-- Begin --
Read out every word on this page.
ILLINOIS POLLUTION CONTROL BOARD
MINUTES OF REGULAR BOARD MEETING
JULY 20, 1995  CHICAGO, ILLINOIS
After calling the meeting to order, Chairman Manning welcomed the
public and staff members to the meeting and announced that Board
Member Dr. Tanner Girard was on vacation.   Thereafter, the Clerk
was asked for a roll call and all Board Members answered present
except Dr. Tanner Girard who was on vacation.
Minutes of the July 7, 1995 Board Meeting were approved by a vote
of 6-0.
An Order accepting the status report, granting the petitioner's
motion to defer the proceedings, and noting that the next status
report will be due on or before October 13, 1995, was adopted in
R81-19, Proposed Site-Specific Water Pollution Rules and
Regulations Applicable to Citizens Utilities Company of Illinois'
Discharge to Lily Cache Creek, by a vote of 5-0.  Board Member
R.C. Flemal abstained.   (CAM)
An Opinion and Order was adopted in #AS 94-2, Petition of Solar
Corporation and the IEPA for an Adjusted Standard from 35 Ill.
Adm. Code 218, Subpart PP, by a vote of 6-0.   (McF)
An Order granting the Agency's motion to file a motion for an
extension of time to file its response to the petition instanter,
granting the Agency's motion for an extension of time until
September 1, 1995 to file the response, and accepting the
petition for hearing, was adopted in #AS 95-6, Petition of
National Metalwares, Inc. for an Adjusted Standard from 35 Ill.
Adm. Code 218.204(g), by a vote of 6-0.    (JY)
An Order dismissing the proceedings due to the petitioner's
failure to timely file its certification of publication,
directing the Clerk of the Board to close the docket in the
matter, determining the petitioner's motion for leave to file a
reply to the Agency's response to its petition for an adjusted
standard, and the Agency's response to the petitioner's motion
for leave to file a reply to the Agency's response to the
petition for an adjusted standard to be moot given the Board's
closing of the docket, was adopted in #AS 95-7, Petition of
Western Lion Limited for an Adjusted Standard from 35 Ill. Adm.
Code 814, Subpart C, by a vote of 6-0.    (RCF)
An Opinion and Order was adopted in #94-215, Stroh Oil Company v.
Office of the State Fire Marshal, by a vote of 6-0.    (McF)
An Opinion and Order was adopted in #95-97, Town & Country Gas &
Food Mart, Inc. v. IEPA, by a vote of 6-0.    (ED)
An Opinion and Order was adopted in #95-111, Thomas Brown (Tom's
-- End --
### BRIEF:
Take the entries above and copy them out exactly.

### ANSWER:
Read out every word on this page.
ILLINOIS POLLUTION CONTROL BOARD
MINUTES OF REGULAR BOARD MEETING
JULY 20, 1995  CHICAGO, ILLINOIS
After calling the meeting to order, Chairman Manning welcomed the
public and staff members to the meeting and announced that Board
Member Dr. Tanner Girard was on vacation.   Thereafter, the Clerk
was asked for a roll call and all Board Members answered present
except Dr. Tanner Girard who was on vacation.
Minutes of the July 7, 1995 Board Meeting were approved by a vote
of 6-0.
An Order accepting the status report, granting the petitioner's
motion to defer the proceedings, and noting that the next status
report will be due on or before October 13, 1995, was adopted in
R81-19, Proposed Site-Specific Water Pollution Rules and
Regulations Applicable to Citizens Utilities Company of Illinois'
Discharge to Lily Cache Creek, by a vote of 5-0.  Board Member
R.C. Flemal abstained.   (CAM)
An Opinion and Order was adopted in #AS 94-2, Petition of Solar
Corporation and the IEPA for an Adjusted Standard from 35 Ill.
Adm. Code 218, Subpart PP, by a vote of 6-0.   (McF)
An Order granting the Agency's motion to file a motion for an
extension of time to file its response to the petition instanter,
granting the Agency's motion for an extension of time until
September 1, 1995 to file the response, and accepting the
petition for hearing, was adopted in #AS 95-6, Petition of
National Metalwares, Inc. for an Adjusted Standard from 35 Ill.
Adm. Code 218.204(g), by a vote of 6-0.    (JY)
An Order dismissing the proceedings due to the petitioner's
failure to timely file its certification of publication,
directing the Clerk of the Board to close the docket in the
matter, determining the petitioner's motion for leave to file a
reply to the Agency's response to its petition for an adjusted
standard, and the Agency's response to the petitioner's motion
for leave to file a reply to the Agency's response to the
petition for an adjusted standard to be moot given the Board's
closing of the docket, was adopted in #AS 95-7, Petition of
Western Lion Limited for an Adjusted Standard from 35 Ill. Adm.
Code 814, Subpart C, by a vote of 6-0.    (RCF)
An Opinion and Order was adopted in #94-215, Stroh Oil Company v.
Office of the State Fire Marshal, by a vote of 6-0.    (McF)
An Opinion and Order was adopted in #95-97, Town & Country Gas &
Food Mart, Inc. v. IEPA, by a vote of 6-0.    (ED)
An Opinion and Order was adopted in #95-111, Thomas Brown (Tom's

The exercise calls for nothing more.